* **What to work on**
Duplicate the entries starting at the first line and ending at the line that contains "time-signature[interactable]: 4/4 bbox=[714, 334, 720, 338]", both included.

··· Information supplied ···

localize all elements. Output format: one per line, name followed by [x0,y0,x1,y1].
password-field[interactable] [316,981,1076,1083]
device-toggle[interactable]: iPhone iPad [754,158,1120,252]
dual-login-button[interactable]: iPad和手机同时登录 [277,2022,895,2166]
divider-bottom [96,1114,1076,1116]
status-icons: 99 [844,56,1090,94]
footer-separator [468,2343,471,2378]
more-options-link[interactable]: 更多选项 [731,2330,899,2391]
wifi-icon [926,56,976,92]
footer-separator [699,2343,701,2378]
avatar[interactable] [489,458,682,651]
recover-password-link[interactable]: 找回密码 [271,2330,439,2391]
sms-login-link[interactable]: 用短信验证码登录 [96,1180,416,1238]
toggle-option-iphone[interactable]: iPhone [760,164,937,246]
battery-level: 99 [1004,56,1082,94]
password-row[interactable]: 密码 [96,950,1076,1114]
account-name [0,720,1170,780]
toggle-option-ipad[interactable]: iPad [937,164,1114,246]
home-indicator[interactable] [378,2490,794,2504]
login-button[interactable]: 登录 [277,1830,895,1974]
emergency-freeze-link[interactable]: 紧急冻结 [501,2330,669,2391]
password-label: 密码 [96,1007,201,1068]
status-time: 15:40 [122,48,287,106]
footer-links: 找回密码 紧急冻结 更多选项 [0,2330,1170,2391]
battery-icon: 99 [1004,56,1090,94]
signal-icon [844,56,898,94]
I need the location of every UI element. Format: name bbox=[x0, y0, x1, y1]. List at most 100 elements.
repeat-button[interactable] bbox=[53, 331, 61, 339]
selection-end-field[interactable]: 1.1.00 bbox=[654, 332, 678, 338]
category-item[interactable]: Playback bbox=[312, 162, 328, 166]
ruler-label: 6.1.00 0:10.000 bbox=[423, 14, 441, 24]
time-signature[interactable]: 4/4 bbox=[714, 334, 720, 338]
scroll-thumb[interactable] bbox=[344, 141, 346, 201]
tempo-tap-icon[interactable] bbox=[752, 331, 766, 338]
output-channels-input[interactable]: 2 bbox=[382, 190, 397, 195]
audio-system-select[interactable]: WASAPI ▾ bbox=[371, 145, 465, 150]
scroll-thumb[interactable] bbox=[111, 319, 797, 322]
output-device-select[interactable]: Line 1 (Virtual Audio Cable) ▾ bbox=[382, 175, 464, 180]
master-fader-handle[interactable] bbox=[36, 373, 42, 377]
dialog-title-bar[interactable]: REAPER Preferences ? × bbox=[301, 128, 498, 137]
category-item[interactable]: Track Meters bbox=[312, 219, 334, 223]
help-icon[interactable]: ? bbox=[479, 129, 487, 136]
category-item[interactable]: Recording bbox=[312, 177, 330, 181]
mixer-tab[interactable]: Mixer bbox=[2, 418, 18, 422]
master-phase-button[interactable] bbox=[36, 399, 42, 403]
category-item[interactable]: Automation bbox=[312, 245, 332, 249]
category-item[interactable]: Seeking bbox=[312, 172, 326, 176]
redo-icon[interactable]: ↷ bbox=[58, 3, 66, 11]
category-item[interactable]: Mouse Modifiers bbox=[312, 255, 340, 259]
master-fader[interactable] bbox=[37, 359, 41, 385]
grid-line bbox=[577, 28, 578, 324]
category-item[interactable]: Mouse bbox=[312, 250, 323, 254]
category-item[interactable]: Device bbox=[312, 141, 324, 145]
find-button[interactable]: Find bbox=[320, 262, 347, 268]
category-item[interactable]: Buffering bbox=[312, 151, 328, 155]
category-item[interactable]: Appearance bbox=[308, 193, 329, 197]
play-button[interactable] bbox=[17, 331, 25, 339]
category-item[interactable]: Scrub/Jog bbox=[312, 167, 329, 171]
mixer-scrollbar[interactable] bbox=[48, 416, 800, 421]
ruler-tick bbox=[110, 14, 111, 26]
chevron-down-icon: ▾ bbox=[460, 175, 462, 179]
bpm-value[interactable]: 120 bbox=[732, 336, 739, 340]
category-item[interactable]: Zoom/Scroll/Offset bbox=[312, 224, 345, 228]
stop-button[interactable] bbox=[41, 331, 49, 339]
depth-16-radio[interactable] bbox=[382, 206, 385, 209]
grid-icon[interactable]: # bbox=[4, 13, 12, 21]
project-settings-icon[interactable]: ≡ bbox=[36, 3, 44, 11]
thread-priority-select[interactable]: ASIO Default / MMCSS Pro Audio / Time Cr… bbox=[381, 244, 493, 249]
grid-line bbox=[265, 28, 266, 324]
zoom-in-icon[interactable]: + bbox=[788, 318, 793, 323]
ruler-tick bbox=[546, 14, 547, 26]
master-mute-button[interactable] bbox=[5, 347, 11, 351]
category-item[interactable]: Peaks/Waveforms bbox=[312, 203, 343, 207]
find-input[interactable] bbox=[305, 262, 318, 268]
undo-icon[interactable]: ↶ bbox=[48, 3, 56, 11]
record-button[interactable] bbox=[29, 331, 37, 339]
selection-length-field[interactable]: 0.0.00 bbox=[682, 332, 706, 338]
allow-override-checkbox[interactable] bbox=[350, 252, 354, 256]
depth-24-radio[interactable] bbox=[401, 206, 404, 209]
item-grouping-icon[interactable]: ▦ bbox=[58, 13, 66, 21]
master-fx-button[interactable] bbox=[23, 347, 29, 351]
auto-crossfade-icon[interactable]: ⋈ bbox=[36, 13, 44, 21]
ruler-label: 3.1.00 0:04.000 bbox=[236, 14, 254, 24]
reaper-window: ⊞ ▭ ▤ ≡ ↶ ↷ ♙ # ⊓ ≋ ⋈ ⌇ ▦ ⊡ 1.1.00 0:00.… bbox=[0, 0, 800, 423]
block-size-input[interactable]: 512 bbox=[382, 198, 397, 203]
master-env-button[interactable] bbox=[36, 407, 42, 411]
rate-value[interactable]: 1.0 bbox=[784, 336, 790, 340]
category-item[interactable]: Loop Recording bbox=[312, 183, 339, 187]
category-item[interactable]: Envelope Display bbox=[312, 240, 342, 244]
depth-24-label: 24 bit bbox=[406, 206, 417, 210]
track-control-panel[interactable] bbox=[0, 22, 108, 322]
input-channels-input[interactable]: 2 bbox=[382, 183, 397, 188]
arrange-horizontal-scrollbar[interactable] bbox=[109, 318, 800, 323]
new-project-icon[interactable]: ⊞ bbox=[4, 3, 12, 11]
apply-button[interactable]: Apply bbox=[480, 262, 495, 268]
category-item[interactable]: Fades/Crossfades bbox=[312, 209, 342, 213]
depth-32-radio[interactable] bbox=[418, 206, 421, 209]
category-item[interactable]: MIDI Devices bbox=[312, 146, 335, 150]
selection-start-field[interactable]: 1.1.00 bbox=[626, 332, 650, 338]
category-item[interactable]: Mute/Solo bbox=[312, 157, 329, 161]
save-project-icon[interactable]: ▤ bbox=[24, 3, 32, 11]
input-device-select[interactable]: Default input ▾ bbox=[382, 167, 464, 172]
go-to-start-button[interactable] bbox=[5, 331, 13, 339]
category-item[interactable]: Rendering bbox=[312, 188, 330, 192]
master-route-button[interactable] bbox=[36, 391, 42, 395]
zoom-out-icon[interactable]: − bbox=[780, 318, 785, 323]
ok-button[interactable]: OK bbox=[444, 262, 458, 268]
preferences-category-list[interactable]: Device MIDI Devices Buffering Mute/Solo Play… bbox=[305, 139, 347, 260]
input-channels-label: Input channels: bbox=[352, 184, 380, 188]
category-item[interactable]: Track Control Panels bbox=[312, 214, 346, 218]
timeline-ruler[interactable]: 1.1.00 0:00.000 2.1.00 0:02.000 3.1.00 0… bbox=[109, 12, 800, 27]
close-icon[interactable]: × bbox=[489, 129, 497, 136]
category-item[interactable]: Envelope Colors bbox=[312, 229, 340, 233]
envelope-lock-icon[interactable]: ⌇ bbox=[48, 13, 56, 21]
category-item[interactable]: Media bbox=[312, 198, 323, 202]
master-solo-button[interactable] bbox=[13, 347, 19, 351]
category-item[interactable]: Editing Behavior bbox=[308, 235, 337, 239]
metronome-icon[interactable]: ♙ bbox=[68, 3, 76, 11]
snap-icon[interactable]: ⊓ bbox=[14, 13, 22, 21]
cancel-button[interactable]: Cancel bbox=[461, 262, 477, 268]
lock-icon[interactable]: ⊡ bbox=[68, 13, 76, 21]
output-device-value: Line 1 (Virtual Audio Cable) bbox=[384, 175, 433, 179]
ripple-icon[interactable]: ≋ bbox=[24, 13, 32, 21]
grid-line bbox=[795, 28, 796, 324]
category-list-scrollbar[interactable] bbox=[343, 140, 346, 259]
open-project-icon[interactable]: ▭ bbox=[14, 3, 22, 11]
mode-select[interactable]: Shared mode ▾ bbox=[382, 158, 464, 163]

···

* **Solution below**
localize all elements. Output format: one per line, name followed by [x0,y0,x1,y1].
password-field[interactable] [316,981,1076,1083]
device-toggle[interactable]: iPhone iPad [754,158,1120,252]
dual-login-button[interactable]: iPad和手机同时登录 [277,2022,895,2166]
divider-bottom [96,1114,1076,1116]
status-icons: 99 [844,56,1090,94]
footer-separator [468,2343,471,2378]
more-options-link[interactable]: 更多选项 [731,2330,899,2391]
wifi-icon [926,56,976,92]
footer-separator [699,2343,701,2378]
avatar[interactable] [489,458,682,651]
recover-password-link[interactable]: 找回密码 [271,2330,439,2391]
sms-login-link[interactable]: 用短信验证码登录 [96,1180,416,1238]
toggle-option-iphone[interactable]: iPhone [760,164,937,246]
battery-level: 99 [1004,56,1082,94]
password-row[interactable]: 密码 [96,950,1076,1114]
account-name [0,720,1170,780]
toggle-option-ipad[interactable]: iPad [937,164,1114,246]
home-indicator[interactable] [378,2490,794,2504]
login-button[interactable]: 登录 [277,1830,895,1974]
emergency-freeze-link[interactable]: 紧急冻结 [501,2330,669,2391]
password-label: 密码 [96,1007,201,1068]
status-time: 15:40 [122,48,287,106]
footer-links: 找回密码 紧急冻结 更多选项 [0,2330,1170,2391]
battery-icon: 99 [1004,56,1090,94]
signal-icon [844,56,898,94]
I need the location of every UI element. Format: name bbox=[x0, y0, x1, y1]. List at most 100 elements.
repeat-button[interactable] bbox=[53, 331, 61, 339]
selection-end-field[interactable]: 1.1.00 bbox=[654, 332, 678, 338]
category-item[interactable]: Playback bbox=[312, 162, 328, 166]
ruler-label: 6.1.00 0:10.000 bbox=[423, 14, 441, 24]
time-signature[interactable]: 4/4 bbox=[714, 334, 720, 338]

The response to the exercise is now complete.